SET PROBLEM: Put every line of the items below into a JSON list of strings, one string per line, without the blank lines and without the pictures.

TASK INPUTS:
^^^^^^^^

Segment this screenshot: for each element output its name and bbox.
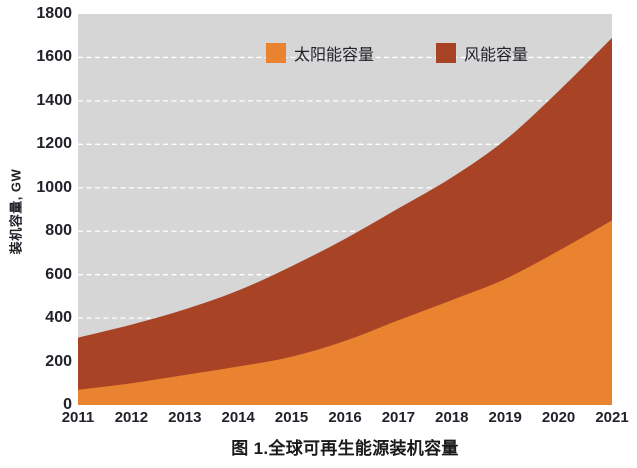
legend-item-wind: 风能容量 <box>436 41 528 65</box>
x-tick-label: 2012 <box>114 409 149 426</box>
y-tick-label: 200 <box>45 352 72 370</box>
y-tick-label: 1600 <box>36 48 72 66</box>
y-tick-label: 0 <box>63 396 72 413</box>
x-tick-label: 2015 <box>274 409 309 426</box>
y-tick-label: 800 <box>45 222 72 240</box>
chart-legend: 太阳能容量 风能容量 <box>266 41 528 65</box>
x-tick-label: 2011 <box>61 409 95 426</box>
y-tick-label: 1200 <box>36 135 72 153</box>
solar-legend-label: 太阳能容量 <box>294 47 375 64</box>
x-tick-label: 2017 <box>381 409 416 426</box>
chart-caption: 图 1.全球可再生能源装机容量 <box>231 439 459 458</box>
wind-legend-swatch-icon <box>436 43 457 63</box>
x-tick-label: 2019 <box>488 409 522 426</box>
solar-legend-swatch-icon <box>266 43 286 63</box>
x-tick-label: 2021 <box>595 409 629 426</box>
y-tick-label: 600 <box>45 265 72 283</box>
y-tick-label: 1000 <box>36 178 72 196</box>
x-tick-label: 2016 <box>328 409 362 426</box>
x-tick-label: 2013 <box>168 409 202 426</box>
x-tick-label: 2014 <box>221 409 255 426</box>
x-tick-label: 2018 <box>435 409 469 426</box>
stacked-area-chart <box>78 14 612 406</box>
wind-legend-label: 风能容量 <box>464 47 529 64</box>
y-tick-label: 1800 <box>36 5 72 22</box>
y-tick-label: 1400 <box>36 91 72 109</box>
plot-area: 太阳能容量 风能容量 <box>78 14 612 406</box>
solar-area <box>78 220 612 405</box>
x-tick-label: 2020 <box>541 409 576 426</box>
legend-item-solar: 太阳能容量 <box>266 41 374 65</box>
y-tick-label: 400 <box>45 309 72 327</box>
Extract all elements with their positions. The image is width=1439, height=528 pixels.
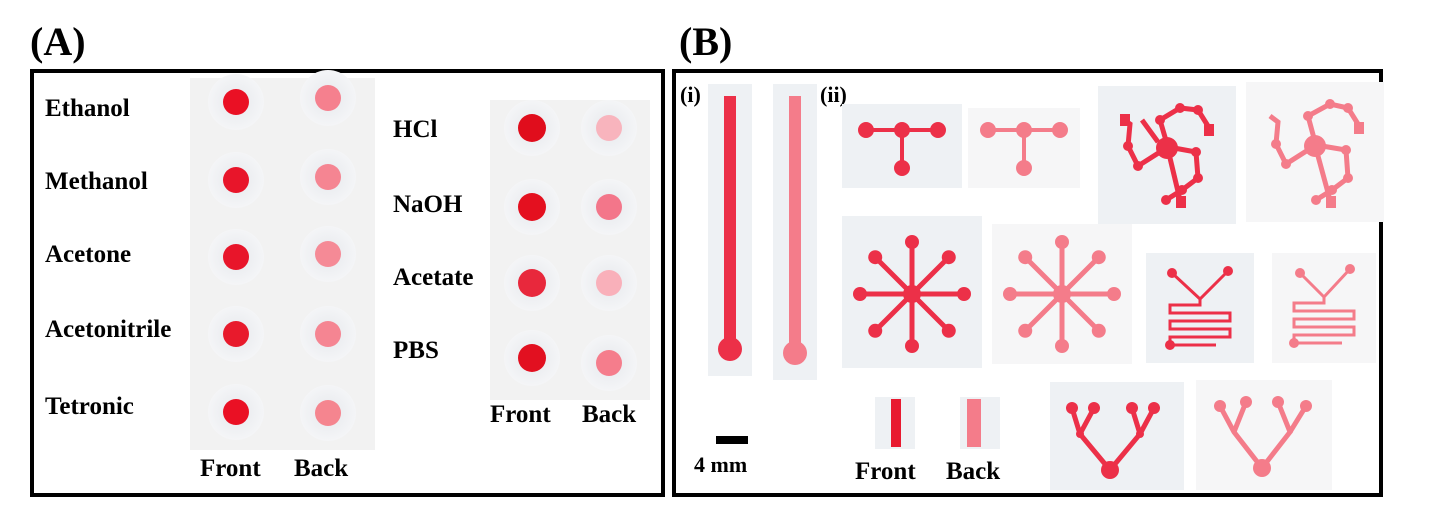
star-channel-back — [1003, 235, 1121, 353]
star-reservoir — [905, 339, 919, 353]
front-label-a-right: Front — [490, 401, 551, 428]
scale-bar — [716, 436, 748, 444]
straight-channel-back-reservoir — [783, 341, 807, 365]
star-reservoir — [868, 323, 883, 338]
front-label-b: Front — [855, 458, 916, 485]
short-channel-front — [891, 399, 901, 447]
back-spot-pbs — [596, 350, 622, 376]
star-reservoir — [853, 287, 867, 301]
front-label-a-left: Front — [200, 455, 261, 482]
star-reservoir — [1018, 250, 1033, 265]
star-center — [1053, 285, 1071, 303]
front-spot-acetonitrile — [223, 321, 249, 347]
front-spot-methanol — [223, 167, 249, 193]
tree-channel-back — [1214, 396, 1312, 477]
panel-b-frame — [672, 69, 1383, 497]
panel-a-label: (A) — [30, 19, 86, 64]
spiral-channel-front — [1120, 103, 1214, 208]
back-spot-tetronic — [315, 400, 341, 426]
solvent-label-naoh: NaOH — [393, 191, 463, 218]
star-reservoir — [1107, 287, 1121, 301]
star-reservoir — [1018, 323, 1033, 338]
front-spot-hcl — [518, 114, 546, 142]
front-spot-ethanol — [223, 89, 249, 115]
serpentine-channel-front — [1165, 266, 1233, 350]
solvent-label-methanol: Methanol — [45, 168, 148, 195]
front-spot-pbs — [518, 344, 546, 372]
star-reservoir — [1091, 250, 1106, 265]
back-spot-methanol — [315, 164, 341, 190]
back-spot-naoh — [596, 194, 622, 220]
solvent-label-pbs: PBS — [393, 337, 439, 364]
back-label-a-left: Back — [294, 455, 349, 482]
front-spot-acetone — [223, 244, 249, 270]
solvent-label-tetronic: Tetronic — [45, 393, 134, 420]
straight-channel-front-reservoir — [718, 337, 742, 361]
front-spot-acetate — [518, 269, 546, 297]
star-reservoir — [1055, 235, 1069, 249]
front-spot-tetronic — [223, 399, 249, 425]
panel-a-frame — [30, 69, 665, 497]
straight-channel-front — [724, 96, 736, 350]
back-label-a-right: Back — [582, 401, 637, 428]
solvent-label-acetone: Acetone — [45, 241, 132, 268]
subpanel-i-label: (i) — [680, 82, 701, 107]
solvent-label-ethanol: Ethanol — [45, 95, 130, 122]
short-channel-back — [967, 399, 981, 447]
star-reservoir — [941, 323, 956, 338]
solvent-label-hcl: HCl — [393, 116, 438, 143]
scale-bar-label: 4 mm — [694, 452, 748, 477]
star-center — [903, 285, 921, 303]
star-reservoir — [868, 250, 883, 265]
star-reservoir — [905, 235, 919, 249]
solvent-label-acetonitrile: Acetonitrile — [45, 316, 172, 343]
star-reservoir — [941, 250, 956, 265]
spiral-channel-back — [1268, 99, 1364, 208]
t-channel-back — [980, 122, 1068, 176]
back-spot-hcl — [596, 115, 622, 141]
panel-b-label: (B) — [679, 19, 733, 64]
subpanel-ii-label: (ii) — [820, 82, 847, 107]
back-spot-acetonitrile — [315, 321, 341, 347]
back-spot-ethanol — [315, 85, 341, 111]
back-label-b: Back — [946, 458, 1001, 485]
back-spot-acetate — [596, 270, 622, 296]
t-channel-front — [858, 122, 946, 176]
front-spot-naoh — [518, 193, 546, 221]
solvent-label-acetate: Acetate — [393, 264, 474, 291]
serpentine-channel-back — [1289, 264, 1356, 348]
straight-channel-back — [789, 96, 801, 354]
star-reservoir — [1091, 323, 1106, 338]
star-reservoir — [957, 287, 971, 301]
tree-channel-front — [1066, 402, 1160, 479]
star-reservoir — [1003, 287, 1017, 301]
back-spot-acetone — [315, 241, 341, 267]
star-channel-front — [853, 235, 971, 353]
star-reservoir — [1055, 339, 1069, 353]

^^^^^^^^

ANSWER TO THIS EXERCISE:
[
  "Segment this screenshot: for each element output its name and bbox.",
  "legend-item-wind: 风能容量 <box>436 41 528 65</box>",
  "x-tick-label: 2012 <box>114 409 149 426</box>",
  "y-tick-label: 200 <box>45 352 72 370</box>",
  "y-tick-label: 1600 <box>36 48 72 66</box>",
  "y-tick-label: 0 <box>63 396 72 413</box>",
  "x-tick-label: 2015 <box>274 409 309 426</box>",
  "y-tick-label: 800 <box>45 222 72 240</box>",
  "chart-legend: 太阳能容量 风能容量 <box>266 41 528 65</box>",
  "x-tick-label: 2011 <box>61 409 95 426</box>",
  "y-tick-label: 1200 <box>36 135 72 153</box>",
  "solar-legend-label: 太阳能容量 <box>294 47 375 64</box>",
  "x-tick-label: 2017 <box>381 409 416 426</box>",
  "chart-caption: 图 1.全球可再生能源装机容量 <box>231 439 459 458</box>",
  "wind-legend-swatch-icon <box>436 43 457 63</box>",
  "x-tick-label: 2019 <box>488 409 522 426</box>",
  "solar-legend-swatch-icon <box>266 43 286 63</box>",
  "x-tick-label: 2021 <box>595 409 629 426</box>",
  "y-tick-label: 600 <box>45 265 72 283</box>",
  "y-tick-label: 1000 <box>36 178 72 196</box>",
  "x-tick-label: 2016 <box>328 409 362 426</box>",
  "x-tick-label: 2013 <box>168 409 202 426</box>",
  "x-tick-label: 2014 <box>221 409 255 426</box>",
  "x-tick-label: 2018 <box>435 409 469 426</box>",
  "stacked-area-chart <box>78 14 612 406</box>",
  "wind-legend-label: 风能容量 <box>464 47 529 64</box>",
  "y-tick-label: 1800 <box>36 5 72 22</box>",
  "y-tick-label: 1400 <box>36 91 72 109</box>",
  "plot-area: 太阳能容量 风能容量 <box>78 14 612 406</box>",
  "solar-area <box>78 220 612 405</box>",
  "x-tick-label: 2020 <box>541 409 576 426</box>",
  "legend-item-solar: 太阳能容量 <box>266 41 374 65</box>",
  "y-tick-label: 400 <box>45 309 72 327</box>",
  "Extract all elements with their positions. The image is width=1439, height=528 pixels.",
  "star-channel-back — [1003, 235, 1121, 353]",
  "star-reservoir — [905, 339, 919, 353]",
  "front-label-a-right: Front — [490, 401, 551, 428]",
  "scale-bar — [716, 436, 748, 444]",
  "straight-channel-back-reservoir — [783, 341, 807, 365]",
  "star-reservoir — [868, 323, 883, 338]",
  "front-label-b: Front — [855, 458, 916, 485]",
  "short-channel-front — [891, 399, 901, 447]",
  "back-spot-pbs — [596, 350, 622, 376]",
  "star-reservoir — [853, 287, 867, 301]",
  "front-label-a-left: Front — [200, 455, 261, 482]",
  "star-reservoir — [1018, 250, 1033, 265]",
  "star-center — [1053, 285, 1071, 303]",
  "front-spot-acetonitrile — [223, 321, 249, 347]",
  "front-spot-methanol — [223, 167, 249, 193]",
  "tree-channel-back — [1214, 396, 1312, 477]",
  "panel-b-frame — [672, 69, 1383, 497]",
  "panel-a-label: (A) — [30, 19, 86, 64]",
  "spiral-channel-front — [1120, 103, 1214, 208]",
  "back-spot-tetronic — [315, 400, 341, 426]",
  "solvent-label-naoh: NaOH — [393, 191, 463, 218]",
  "star-reservoir — [1107, 287, 1121, 301]",
  "star-reservoir — [1018, 323, 1033, 338]",
  "front-spot-hcl — [518, 114, 546, 142]",
  "front-spot-ethanol — [223, 89, 249, 115]",
  "serpentine-channel-front — [1165, 266, 1233, 350]",
  "solvent-label-methanol: Methanol — [45, 168, 148, 195]",
  "front-spot-pbs — [518, 344, 546, 372]",
  "star-reservoir — [1091, 250, 1106, 265]",
  "back-spot-methanol — [315, 164, 341, 190]",
  "back-spot-naoh — [596, 194, 622, 220]",
  "solvent-label-pbs: PBS — [393, 337, 439, 364]",
  "back-label-a-left: Back — [294, 455, 349, 482]",
  "front-spot-acetone — [223, 244, 249, 270]",
  "solvent-label-tetronic: Tetronic — [45, 393, 134, 420]",
  "straight-channel-front-reservoir — [718, 337, 742, 361]",
  "front-spot-acetate — [518, 269, 546, 297]",
  "star-reservoir — [1055, 235, 1069, 249]",
  "front-spot-tetronic — [223, 399, 249, 425]",
  "panel-a-frame — [30, 69, 665, 497]",
  "straight-channel-front — [724, 96, 736, 350]",
  "back-label-a-right: Back — [582, 401, 637, 428]",
  "solvent-label-acetone: Acetone — [45, 241, 132, 268]",
  "subpanel-i-label: (i) — [680, 82, 701, 107]",
  "solvent-label-ethanol: Ethanol — [45, 95, 130, 122]",
  "short-channel-back — [967, 399, 981, 447]",
  "star-reservoir — [941, 323, 956, 338]",
  "solvent-label-hcl: HCl — [393, 116, 438, 143]",
  "scale-bar-label: 4 mm — [694, 452, 748, 477]",
  "star-center — [903, 285, 921, 303]",
  "star-reservoir — [868, 250, 883, 265]",
  "star-reservoir — [905, 235, 919, 249]",
  "solvent-label-acetonitrile: Acetonitrile — [45, 316, 172, 343]",
  "star-reservoir — [941, 250, 956, 265]",
  "spiral-channel-back — [1268, 99, 1364, 208]",
  "t-channel-back — [980, 122, 1068, 176]",
  "back-spot-hcl — [596, 115, 622, 141]",
  "panel-b-label: (B) — [679, 19, 733, 64]",
  "subpanel-ii-label: (ii) — [820, 82, 847, 107]",
  "back-spot-acetonitrile — [315, 321, 341, 347]",
  "back-spot-ethanol — [315, 85, 341, 111]",
  "back-label-b: Back — [946, 458, 1001, 485]",
  "back-spot-acetate — [596, 270, 622, 296]",
  "t-channel-front — [858, 122, 946, 176]",
  "front-spot-naoh — [518, 193, 546, 221]",
  "solvent-label-acetate: Acetate — [393, 264, 474, 291]",
  "serpentine-channel-back — [1289, 264, 1356, 348]",
  "straight-channel-back — [789, 96, 801, 354]",
  "star-reservoir — [1091, 323, 1106, 338]",
  "star-reservoir — [957, 287, 971, 301]",
  "tree-channel-front — [1066, 402, 1160, 479]",
  "star-reservoir — [1003, 287, 1017, 301]",
  "back-spot-acetone — [315, 241, 341, 267]",
  "star-channel-front — [853, 235, 971, 353]",
  "star-reservoir — [1055, 339, 1069, 353]"
]